To be done: Extract, exactly and without pictures, every line from the one that includes "Convert this document image to plain text." through the final line of the material below.

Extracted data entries
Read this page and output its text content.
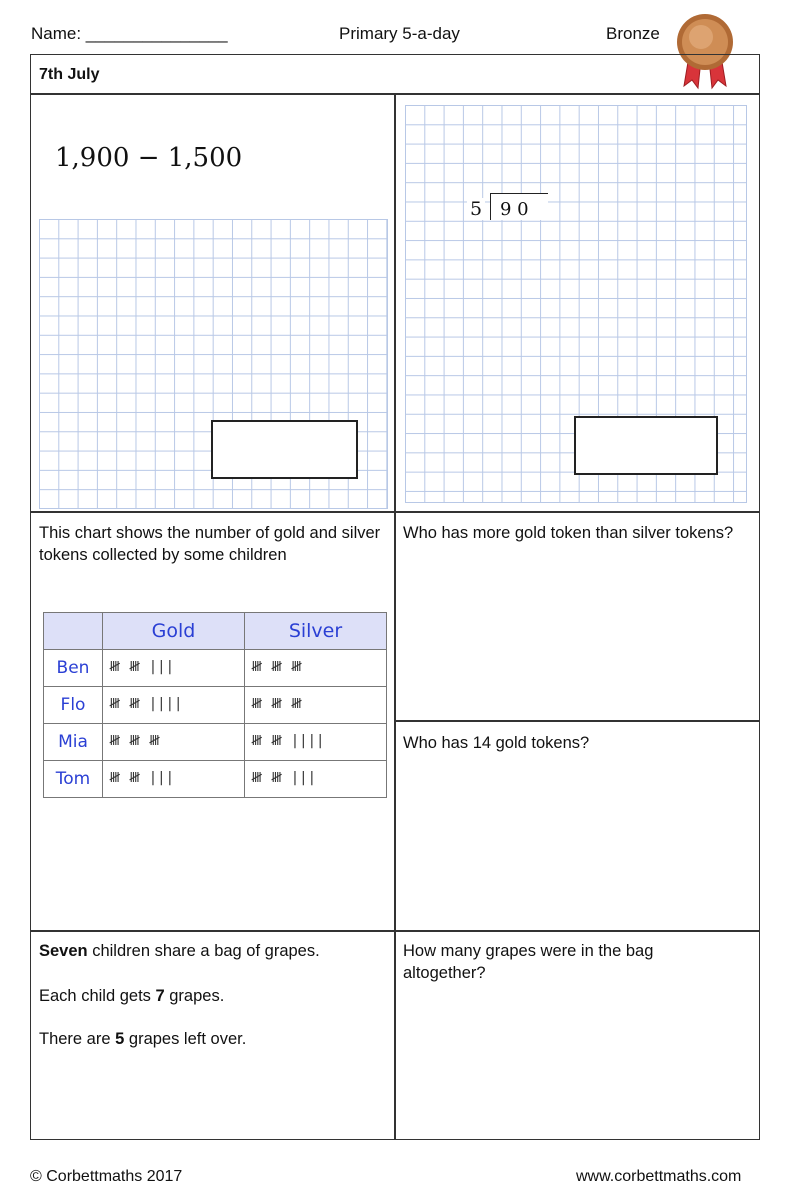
Name: _______________	Primary 5-a-day	Bronze
7th July
1,900 − 1,500
5 9 0
This chart shows the number of gold and silver tokens collected by some children
	Gold	Silver
Ben	𝍸 𝍸 |||	𝍸 𝍸 𝍸
Flo	𝍸 𝍸 ||||	𝍸 𝍸 𝍸
Mia	𝍸 𝍸 𝍸	𝍸 𝍸 ||||
Tom	𝍸 𝍸 |||	𝍸 𝍸 |||
Who has more gold token than silver tokens?
Who has 14 gold tokens?
Seven children share a bag of grapes.
Each child gets 7 grapes.
There are 5 grapes left over.
How many grapes were in the bag altogether?
© Corbettmaths 2017	www.corbettmaths.com
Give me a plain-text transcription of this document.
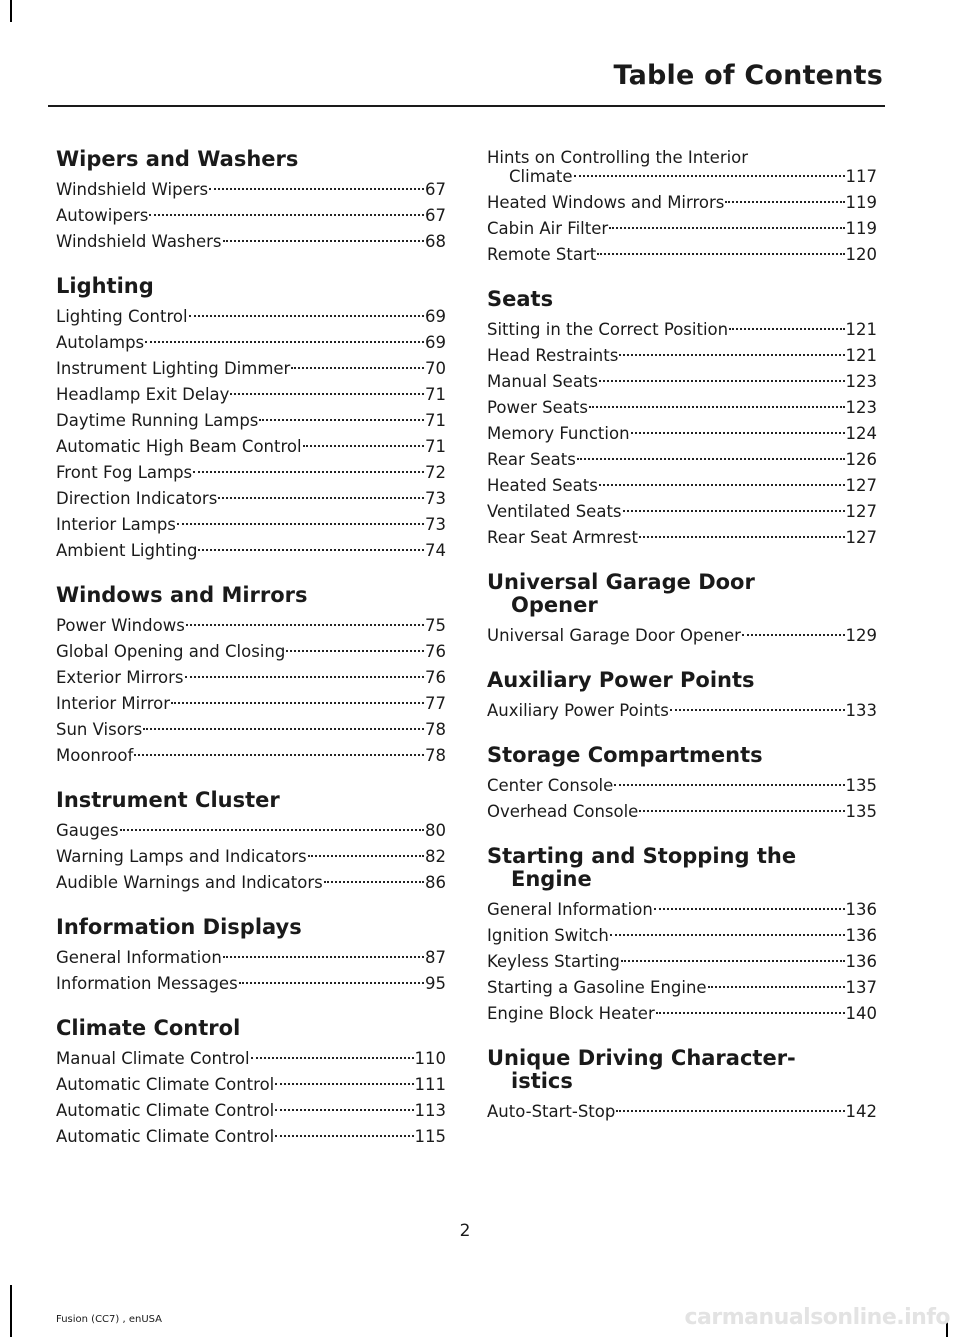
Table of Contents
Wipers and Washers
Windshield Wipers	67
Autowipers	67
Windshield Washers	68
Lighting
Lighting Control	69
Autolamps	69
Instrument Lighting Dimmer	70
Headlamp Exit Delay	71
Daytime Running Lamps	71
Automatic High Beam Control	71
Front Fog Lamps	72
Direction Indicators	73
Interior Lamps	73
Ambient Lighting	74
Windows and Mirrors
Power Windows	75
Global Opening and Closing	76
Exterior Mirrors	76
Interior Mirror	77
Sun Visors	78
Moonroof	78
Instrument Cluster
Gauges	80
Warning Lamps and Indicators	82
Audible Warnings and Indicators	86
Information Displays
General Information	87
Information Messages	95
Climate Control
Manual Climate Control	110
Automatic Climate Control	111
Automatic Climate Control	113
Automatic Climate Control	115
Hints on Controlling the Interior
Climate	117
Heated Windows and Mirrors	119
Cabin Air Filter	119
Remote Start	120
Seats
Sitting in the Correct Position	121
Head Restraints	121
Manual Seats	123
Power Seats	123
Memory Function	124
Rear Seats	126
Heated Seats	127
Ventilated Seats	127
Rear Seat Armrest	127
Universal Garage Door
Opener
Universal Garage Door Opener	129
Auxiliary Power Points
Auxiliary Power Points	133
Storage Compartments
Center Console	135
Overhead Console	135
Starting and Stopping the
Engine
General Information	136
Ignition Switch	136
Keyless Starting	136
Starting a Gasoline Engine	137
Engine Block Heater	140
Unique Driving Character-
istics
Auto-Start-Stop	142
2
Fusion (CC7) , enUSA	carmanualsonline.info
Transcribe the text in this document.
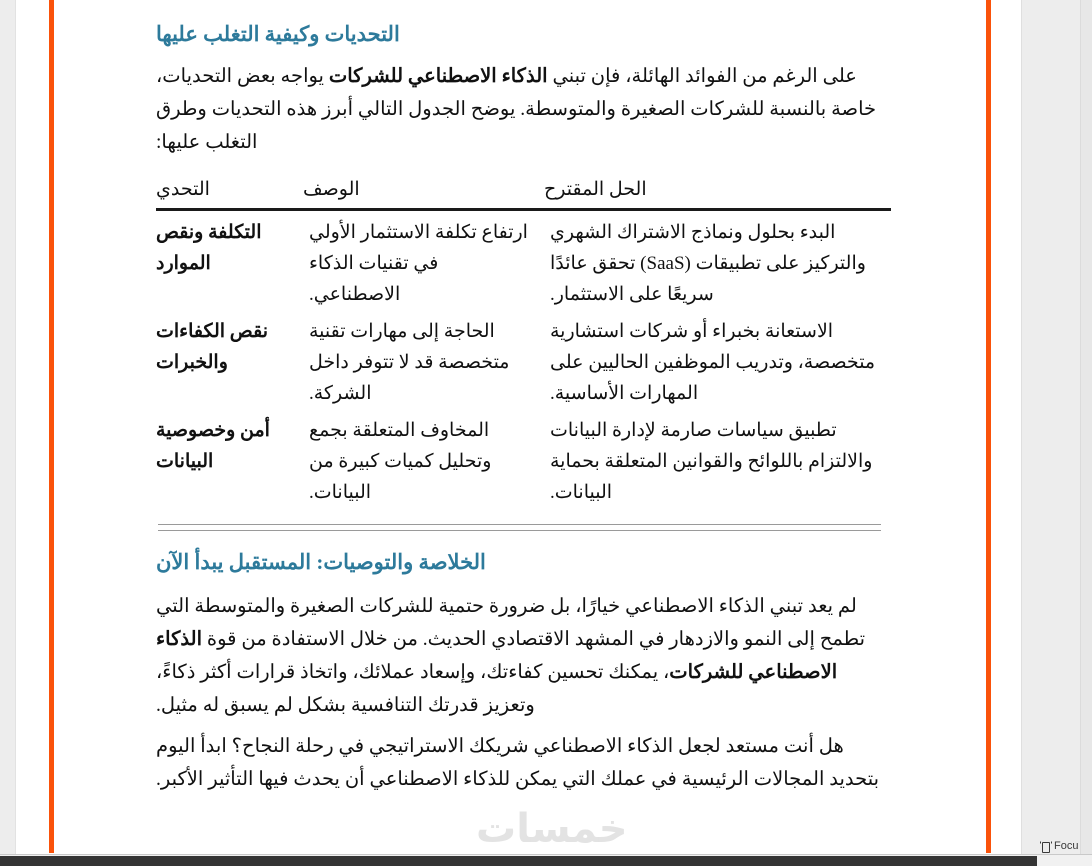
التحديات وكيفية التغلب عليها

على الرغم من الفوائد الهائلة، فإن تبني الذكاء الاصطناعي للشركات يواجه بعض التحديات، خاصة بالنسبة للشركات الصغيرة والمتوسطة. يوضح الجدول التالي أبرز هذه التحديات وطرق التغلب عليها:

التحدي	الوصف	الحل المقترح
التكلفة ونقص الموارد	ارتفاع تكلفة الاستثمار الأولي في تقنيات الذكاء الاصطناعي.	البدء بحلول ونماذج الاشتراك الشهري والتركيز على تطبيقات (SaaS) تحقق عائدًا سريعًا على الاستثمار.
نقص الكفاءات والخبرات	الحاجة إلى مهارات تقنية متخصصة قد لا تتوفر داخل الشركة.	الاستعانة بخبراء أو شركات استشارية متخصصة، وتدريب الموظفين الحاليين على المهارات الأساسية.
أمن وخصوصية البيانات	المخاوف المتعلقة بجمع وتحليل كميات كبيرة من البيانات.	تطبيق سياسات صارمة لإدارة البيانات والالتزام باللوائح والقوانين المتعلقة بحماية البيانات.
الخلاصة والتوصيات: المستقبل يبدأ الآن

لم يعد تبني الذكاء الاصطناعي خيارًا، بل ضرورة حتمية للشركات الصغيرة والمتوسطة التي تطمح إلى النمو والازدهار في المشهد الاقتصادي الحديث. من خلال الاستفادة من قوة الذكاء الاصطناعي للشركات، يمكنك تحسين كفاءتك، وإسعاد عملائك، واتخاذ قرارات أكثر ذكاءً، وتعزيز قدرتك التنافسية بشكل لم يسبق له مثيل.

هل أنت مستعد لجعل الذكاء الاصطناعي شريكك الاستراتيجي في رحلة النجاح؟ ابدأ اليوم بتحديد المجالات الرئيسية في عملك التي يمكن للذكاء الاصطناعي أن يحدث فيها التأثير الأكبر.

خمسات	Focu
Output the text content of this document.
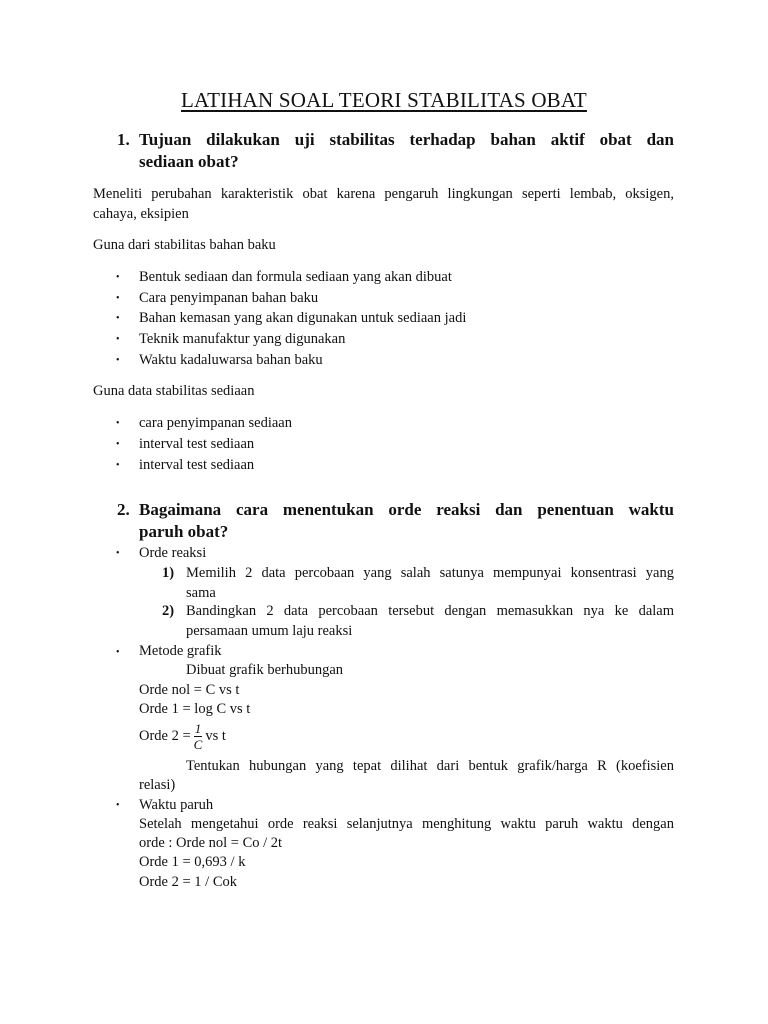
LATIHAN SOAL TEORI STABILITAS OBAT
1. Tujuan dilakukan uji stabilitas terhadap bahan aktif obat dan
sediaan obat?
Meneliti perubahan karakteristik obat karena pengaruh lingkungan seperti lembab, oksigen,
cahaya, eksipien
Guna dari stabilitas bahan baku
• Bentuk sediaan dan formula sediaan yang akan dibuat
• Cara penyimpanan bahan baku
• Bahan kemasan yang akan digunakan untuk sediaan jadi
• Teknik manufaktur yang digunakan
• Waktu kadaluwarsa bahan baku
Guna data stabilitas sediaan
• cara penyimpanan sediaan
• interval test sediaan
• interval test sediaan
2. Bagaimana cara menentukan orde reaksi dan penentuan waktu
paruh obat?
• Orde reaksi
1) Memilih 2 data percobaan yang salah satunya mempunyai konsentrasi yang
sama
2) Bandingkan 2 data percobaan tersebut dengan memasukkan nya ke dalam
persamaan umum laju reaksi
• Metode grafik
Dibuat grafik berhubungan
Orde nol = C vs t
Orde 1 = log C vs t
Orde $2 = \frac{1}{C}$ vs t
Tentukan hubungan yang tepat dilihat dari bentuk grafik/harga R (koefisien
relasi)
• Waktu paruh
Setelah mengetahui orde reaksi selanjutnya menghitung waktu paruh waktu dengan
orde : Orde nol = Co / 2t
Orde 1 = 0,693 / k
Orde 2 = 1 / Cok
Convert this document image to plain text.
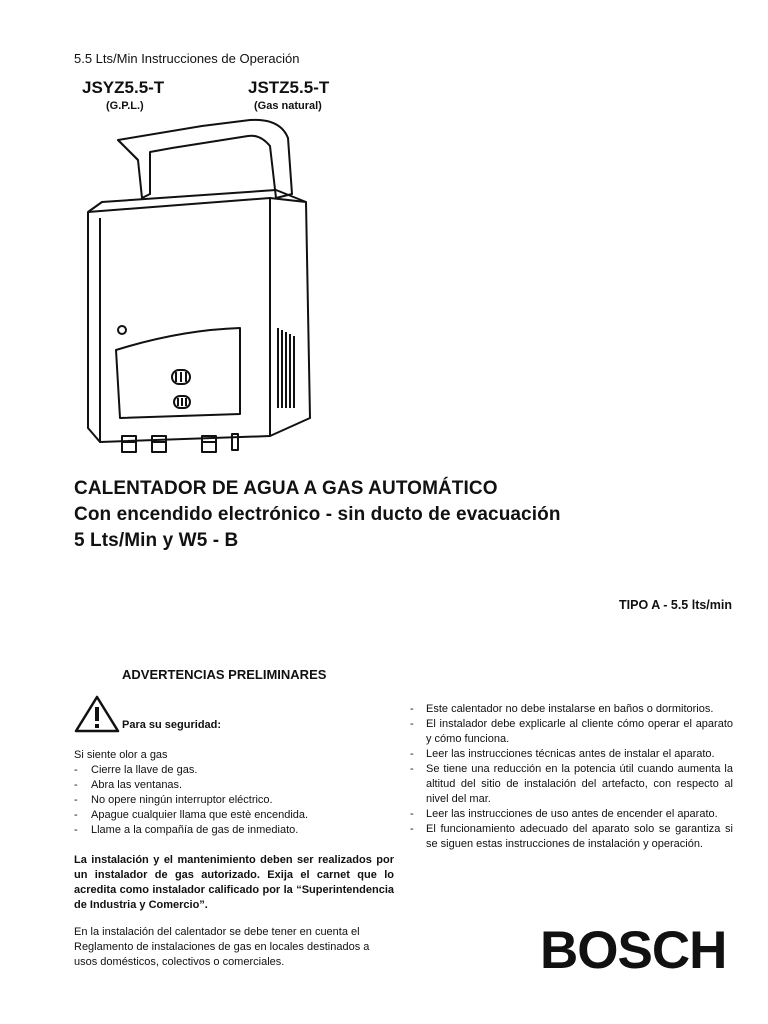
5.5 Lts/Min Instrucciones de Operación
JSYZ5.5-T
(G.P.L.)
JSTZ5.5-T
(Gas natural)
CALENTADOR DE AGUA A GAS AUTOMÁTICO
Con encendido electrónico - sin ducto de evacuación
5 Lts/Min y W5 - B
TIPO A - 5.5 lts/min
ADVERTENCIAS PRELIMINARES
Para su seguridad:
Si siente olor a gas
- Cierre la llave de gas.
- Abra las ventanas.
- No opere ningún interruptor eléctrico.
- Apague cualquier llama que estè encendida.
- Llame a la compañía de gas de inmediato.
La instalación y el mantenimiento deben ser realizados por un instalador de gas autorizado. Exija el carnet que lo acredita como instalador calificado por la “Superintendencia de Industria y Comercio”.
En la instalación del calentador se debe tener en cuenta el Reglamento de instalaciones de gas en locales destinados a usos domésticos, colectivos o comerciales.
- Este calentador no debe instalarse en baños o dormitorios.
- El instalador debe explicarle al cliente cómo operar el aparato y cómo funciona.
- Leer las instrucciones técnicas antes de instalar el aparato.
- Se tiene una reducción en la potencia útil cuando aumenta la altitud del sitio de instalación del artefacto, con respecto al nivel del mar.
- Leer las instrucciones de uso antes de encender el aparato.
- El funcionamiento adecuado del aparato solo se garantiza si se siguen estas instrucciones de instalación y operación.
BOSCH
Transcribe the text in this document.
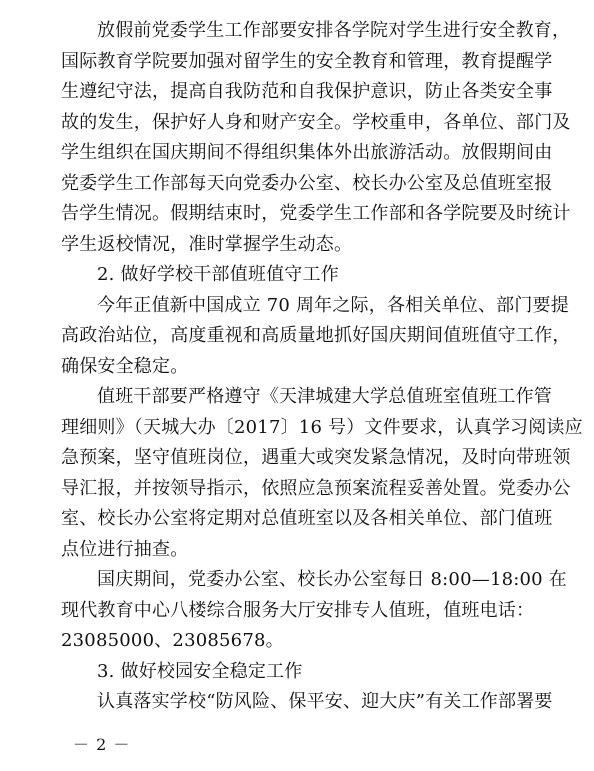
放假前党委学生工作部要安排各学院对学生进行安全教育，
国际教育学院要加强对留学生的安全教育和管理，教育提醒学
生遵纪守法，提高自我防范和自我保护意识，防止各类安全事
故的发生，保护好人身和财产安全。学校重申，各单位、部门及
学生组织在国庆期间不得组织集体外出旅游活动。放假期间由
党委学生工作部每天向党委办公室、校长办公室及总值班室报
告学生情况。假期结束时，党委学生工作部和各学院要及时统计
学生返校情况，准时掌握学生动态。
2. 做好学校干部值班值守工作
今年正值新中国成立 70 周年之际，各相关单位、部门要提
高政治站位，高度重视和高质量地抓好国庆期间值班值守工作，
确保安全稳定。
值班干部要严格遵守《天津城建大学总值班室值班工作管
理细则》（天城大办〔2017〕16 号）文件要求，认真学习阅读应
急预案，坚守值班岗位，遇重大或突发紧急情况，及时向带班领
导汇报，并按领导指示，依照应急预案流程妥善处置。党委办公
室、校长办公室将定期对总值班室以及各相关单位、部门值班
点位进行抽查。
国庆期间，党委办公室、校长办公室每日 8:00—18:00 在
现代教育中心八楼综合服务大厅安排专人值班，值班电话：
23085000、23085678。
3. 做好校园安全稳定工作
认真落实学校“防风险、保平安、迎大庆”有关工作部署要
－ 2 －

Answer to this task:
Convert this document image to plain text.
5.5 Lts/Min Instrucciones de Operación
JSYZ5.5-T
(G.P.L.)
JSTZ5.5-T
(Gas natural)
CALENTADOR DE AGUA A GAS AUTOMÁTICO
Con encendido electrónico - sin ducto de evacuación
5 Lts/Min y W5 - B
TIPO A - 5.5 lts/min
ADVERTENCIAS PRELIMINARES
Para su seguridad:
Si siente olor a gas
- Cierre la llave de gas.
- Abra las ventanas.
- No opere ningún interruptor eléctrico.
- Apague cualquier llama que estè encendida.
- Llame a la compañía de gas de inmediato.
La instalación y el mantenimiento deben ser realizados por un instalador de gas autorizado. Exija el carnet que lo acredita como instalador calificado por la “Superintendencia de Industria y Comercio”.
En la instalación del calentador se debe tener en cuenta el Reglamento de instalaciones de gas en locales destinados a usos domésticos, colectivos o comerciales.
- Este calentador no debe instalarse en baños o dormitorios.
- El instalador debe explicarle al cliente cómo operar el aparato y cómo funciona.
- Leer las instrucciones técnicas antes de instalar el aparato.
- Se tiene una reducción en la potencia útil cuando aumenta la altitud del sitio de instalación del artefacto, con respecto al nivel del mar.
- Leer las instrucciones de uso antes de encender el aparato.
- El funcionamiento adecuado del aparato solo se garantiza si se siguen estas instrucciones de instalación y operación.
BOSCH
Transcribe the text in this document.
放假前党委学生工作部要安排各学院对学生进行安全教育，
国际教育学院要加强对留学生的安全教育和管理，教育提醒学
生遵纪守法，提高自我防范和自我保护意识，防止各类安全事
故的发生，保护好人身和财产安全。学校重申，各单位、部门及
学生组织在国庆期间不得组织集体外出旅游活动。放假期间由
党委学生工作部每天向党委办公室、校长办公室及总值班室报
告学生情况。假期结束时，党委学生工作部和各学院要及时统计
学生返校情况，准时掌握学生动态。
2. 做好学校干部值班值守工作
今年正值新中国成立 70 周年之际，各相关单位、部门要提
高政治站位，高度重视和高质量地抓好国庆期间值班值守工作，
确保安全稳定。
值班干部要严格遵守《天津城建大学总值班室值班工作管
理细则》（天城大办〔2017〕16 号）文件要求，认真学习阅读应
急预案，坚守值班岗位，遇重大或突发紧急情况，及时向带班领
导汇报，并按领导指示，依照应急预案流程妥善处置。党委办公
室、校长办公室将定期对总值班室以及各相关单位、部门值班
点位进行抽查。
国庆期间，党委办公室、校长办公室每日 8:00—18:00 在
现代教育中心八楼综合服务大厅安排专人值班，值班电话：
23085000、23085678。
3. 做好校园安全稳定工作
认真落实学校“防风险、保平安、迎大庆”有关工作部署要
－ 2 －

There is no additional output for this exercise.